_Exercise details_.
Every line below that mentions the word "etat" should be copied out.
- - - - -
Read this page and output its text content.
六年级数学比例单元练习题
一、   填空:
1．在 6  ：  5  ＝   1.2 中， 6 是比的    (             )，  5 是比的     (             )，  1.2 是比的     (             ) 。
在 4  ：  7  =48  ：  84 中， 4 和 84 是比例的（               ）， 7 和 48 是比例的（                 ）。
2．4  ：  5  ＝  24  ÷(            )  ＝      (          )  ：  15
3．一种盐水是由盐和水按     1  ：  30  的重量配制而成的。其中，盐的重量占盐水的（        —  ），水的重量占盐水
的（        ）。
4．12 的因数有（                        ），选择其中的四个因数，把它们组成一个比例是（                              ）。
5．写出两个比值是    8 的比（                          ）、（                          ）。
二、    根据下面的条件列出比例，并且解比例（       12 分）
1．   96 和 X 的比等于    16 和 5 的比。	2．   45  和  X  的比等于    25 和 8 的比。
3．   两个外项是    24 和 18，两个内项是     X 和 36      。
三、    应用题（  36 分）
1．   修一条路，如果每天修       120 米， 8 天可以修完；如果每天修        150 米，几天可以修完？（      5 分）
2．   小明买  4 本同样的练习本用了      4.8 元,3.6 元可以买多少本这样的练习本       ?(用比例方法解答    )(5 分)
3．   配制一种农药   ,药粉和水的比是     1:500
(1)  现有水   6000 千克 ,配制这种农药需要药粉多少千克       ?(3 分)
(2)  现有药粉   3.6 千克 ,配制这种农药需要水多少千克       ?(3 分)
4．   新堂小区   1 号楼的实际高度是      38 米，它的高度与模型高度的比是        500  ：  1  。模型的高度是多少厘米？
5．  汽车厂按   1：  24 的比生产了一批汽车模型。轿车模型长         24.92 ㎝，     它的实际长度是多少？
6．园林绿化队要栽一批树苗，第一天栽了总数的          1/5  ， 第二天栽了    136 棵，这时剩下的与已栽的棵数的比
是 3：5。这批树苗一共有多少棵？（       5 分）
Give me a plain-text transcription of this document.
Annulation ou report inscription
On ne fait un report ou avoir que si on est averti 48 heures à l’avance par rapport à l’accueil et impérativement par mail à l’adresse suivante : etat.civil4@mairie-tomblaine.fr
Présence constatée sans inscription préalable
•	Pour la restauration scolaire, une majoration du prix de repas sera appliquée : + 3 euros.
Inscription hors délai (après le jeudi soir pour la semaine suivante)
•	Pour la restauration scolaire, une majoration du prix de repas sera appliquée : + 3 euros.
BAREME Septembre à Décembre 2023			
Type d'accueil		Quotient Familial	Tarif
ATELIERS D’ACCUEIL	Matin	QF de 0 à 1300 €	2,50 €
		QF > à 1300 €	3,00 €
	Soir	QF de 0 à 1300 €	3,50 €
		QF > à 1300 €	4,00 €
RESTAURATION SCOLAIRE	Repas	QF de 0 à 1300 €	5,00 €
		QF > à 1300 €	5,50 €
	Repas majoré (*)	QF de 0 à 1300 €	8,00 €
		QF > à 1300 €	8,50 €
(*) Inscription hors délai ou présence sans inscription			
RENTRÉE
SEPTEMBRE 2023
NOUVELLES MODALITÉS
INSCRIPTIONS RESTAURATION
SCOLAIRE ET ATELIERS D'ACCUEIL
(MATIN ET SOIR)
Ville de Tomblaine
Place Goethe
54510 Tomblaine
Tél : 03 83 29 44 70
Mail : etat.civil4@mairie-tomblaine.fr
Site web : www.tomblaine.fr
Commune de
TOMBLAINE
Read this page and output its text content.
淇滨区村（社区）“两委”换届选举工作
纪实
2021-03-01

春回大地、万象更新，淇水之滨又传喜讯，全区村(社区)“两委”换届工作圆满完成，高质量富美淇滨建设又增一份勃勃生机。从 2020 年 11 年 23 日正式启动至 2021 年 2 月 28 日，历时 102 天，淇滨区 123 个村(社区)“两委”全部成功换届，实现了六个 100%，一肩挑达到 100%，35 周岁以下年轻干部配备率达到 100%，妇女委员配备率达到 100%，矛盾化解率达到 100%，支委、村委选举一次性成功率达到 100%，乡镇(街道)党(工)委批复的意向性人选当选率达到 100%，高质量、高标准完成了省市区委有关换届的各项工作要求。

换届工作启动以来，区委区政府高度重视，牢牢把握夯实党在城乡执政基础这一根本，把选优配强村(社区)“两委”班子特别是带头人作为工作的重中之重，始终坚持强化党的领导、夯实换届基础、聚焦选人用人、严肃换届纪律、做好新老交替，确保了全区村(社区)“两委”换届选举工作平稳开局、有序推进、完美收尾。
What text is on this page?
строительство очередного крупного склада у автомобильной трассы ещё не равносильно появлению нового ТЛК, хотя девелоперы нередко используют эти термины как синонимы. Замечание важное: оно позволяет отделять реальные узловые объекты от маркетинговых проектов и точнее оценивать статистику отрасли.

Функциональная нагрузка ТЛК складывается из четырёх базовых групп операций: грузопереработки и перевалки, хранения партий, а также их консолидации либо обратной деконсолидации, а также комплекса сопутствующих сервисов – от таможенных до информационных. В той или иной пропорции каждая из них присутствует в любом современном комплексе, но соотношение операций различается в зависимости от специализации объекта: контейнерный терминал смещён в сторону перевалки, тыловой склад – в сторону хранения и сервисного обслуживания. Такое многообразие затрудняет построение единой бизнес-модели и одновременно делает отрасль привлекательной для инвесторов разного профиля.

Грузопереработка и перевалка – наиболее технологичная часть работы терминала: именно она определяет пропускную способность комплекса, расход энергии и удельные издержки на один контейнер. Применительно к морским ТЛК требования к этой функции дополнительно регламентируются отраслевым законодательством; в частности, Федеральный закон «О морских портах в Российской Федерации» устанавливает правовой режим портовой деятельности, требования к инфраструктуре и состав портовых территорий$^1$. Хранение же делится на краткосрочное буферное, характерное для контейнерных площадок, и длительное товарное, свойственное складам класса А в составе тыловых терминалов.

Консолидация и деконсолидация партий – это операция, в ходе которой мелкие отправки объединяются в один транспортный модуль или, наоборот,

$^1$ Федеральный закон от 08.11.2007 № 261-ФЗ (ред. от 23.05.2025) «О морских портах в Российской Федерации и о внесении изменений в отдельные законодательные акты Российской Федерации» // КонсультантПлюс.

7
- - - - -
_Result_.
On ne fait un report ou avoir que si on est averti 48 heures à l’avance par rapport à l’accueil et impérativement par mail à l’adresse suivante : etat.civil4@mairie-tomblaine.fr
Mail : etat.civil4@mairie-tomblaine.fr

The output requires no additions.